(Figure dataset records)
-- -- --

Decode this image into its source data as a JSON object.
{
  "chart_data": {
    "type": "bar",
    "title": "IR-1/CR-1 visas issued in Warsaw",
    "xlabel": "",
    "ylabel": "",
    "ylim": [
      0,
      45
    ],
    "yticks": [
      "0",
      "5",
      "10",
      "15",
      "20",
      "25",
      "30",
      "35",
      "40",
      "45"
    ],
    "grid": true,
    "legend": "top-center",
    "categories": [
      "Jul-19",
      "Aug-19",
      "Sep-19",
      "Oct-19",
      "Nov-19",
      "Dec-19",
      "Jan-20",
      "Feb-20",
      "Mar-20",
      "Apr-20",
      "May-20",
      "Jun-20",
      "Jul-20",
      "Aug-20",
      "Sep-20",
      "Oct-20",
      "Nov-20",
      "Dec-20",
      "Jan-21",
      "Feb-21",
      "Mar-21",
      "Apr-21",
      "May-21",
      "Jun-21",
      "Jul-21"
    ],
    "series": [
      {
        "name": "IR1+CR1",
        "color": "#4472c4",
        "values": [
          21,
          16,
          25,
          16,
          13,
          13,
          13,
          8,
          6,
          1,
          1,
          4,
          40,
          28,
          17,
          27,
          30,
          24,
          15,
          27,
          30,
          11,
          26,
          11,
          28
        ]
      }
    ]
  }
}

-- -- --

WRITTEN PROBLEM>
Output every line above without altering anything.

ANSWER TO THE PROBLEM>
Decode this image into its source data as a JSON object.
{
  "chart_data": {
    "type": "bar",
    "title": "IR-1/CR-1 visas issued in Warsaw",
    "xlabel": "",
    "ylabel": "",
    "ylim": [
      0,
      45
    ],
    "yticks": [
      "0",
      "5",
      "10",
      "15",
      "20",
      "25",
      "30",
      "35",
      "40",
      "45"
    ],
    "grid": true,
    "legend": "top-center",
    "categories": [
      "Jul-19",
      "Aug-19",
      "Sep-19",
      "Oct-19",
      "Nov-19",
      "Dec-19",
      "Jan-20",
      "Feb-20",
      "Mar-20",
      "Apr-20",
      "May-20",
      "Jun-20",
      "Jul-20",
      "Aug-20",
      "Sep-20",
      "Oct-20",
      "Nov-20",
      "Dec-20",
      "Jan-21",
      "Feb-21",
      "Mar-21",
      "Apr-21",
      "May-21",
      "Jun-21",
      "Jul-21"
    ],
    "series": [
      {
        "name": "IR1+CR1",
        "color": "#4472c4",
        "values": [
          21,
          16,
          25,
          16,
          13,
          13,
          13,
          8,
          6,
          1,
          1,
          4,
          40,
          28,
          17,
          27,
          30,
          24,
          15,
          27,
          30,
          11,
          26,
          11,
          28
        ]
      }
    ]
  }
}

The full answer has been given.